WHAT THE TASK ASKS: Within the records below, find each line that holds the string "should", then copy it.

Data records
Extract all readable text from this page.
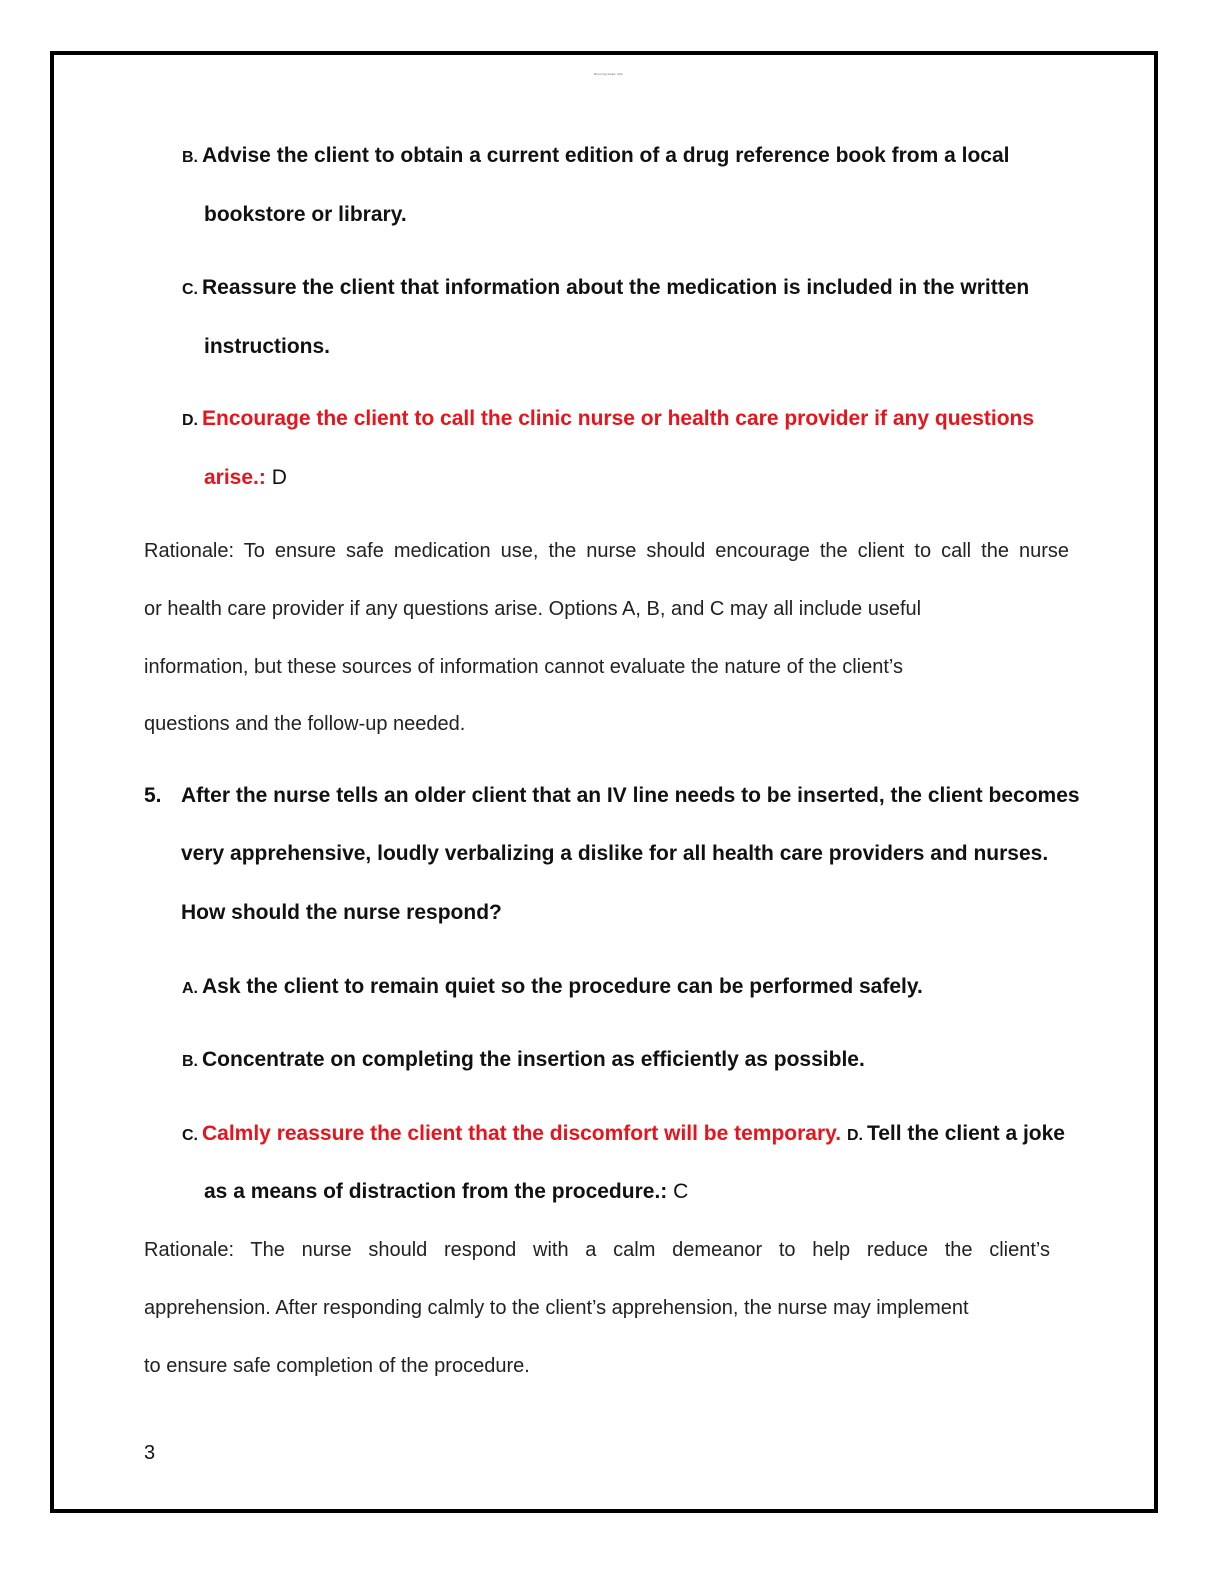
Running head: title
B. Advise the client to obtain a current edition of a drug reference book from a local
bookstore or library.
C. Reassure the client that information about the medication is included in the written
instructions.
D. Encourage the client to call the clinic nurse or health care provider if any questions
arise.: D
Rationale: To ensure safe medication use, the nurse should encourage the client to call the nurse
or health care provider if any questions arise. Options A, B, and C may all include useful
information, but these sources of information cannot evaluate the nature of the client’s
questions and the follow-up needed.
5. After the nurse tells an older client that an IV line needs to be inserted, the client becomes
very apprehensive, loudly verbalizing a dislike for all health care providers and nurses.
How should the nurse respond?
A. Ask the client to remain quiet so the procedure can be performed safely.
B. Concentrate on completing the insertion as efficiently as possible.
C. Calmly reassure the client that the discomfort will be temporary. D. Tell the client a joke
as a means of distraction from the procedure.: C
Rationale: The nurse should respond with a calm demeanor to help reduce the client’s
apprehension. After responding calmly to the client’s apprehension, the nurse may implement
to ensure safe completion of the procedure.
3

FULL RESPONSE:
Rationale: To ensure safe medication use, the nurse should encourage the client to call the nurse
How should the nurse respond?
Rationale: The nurse should respond with a calm demeanor to help reduce the client’s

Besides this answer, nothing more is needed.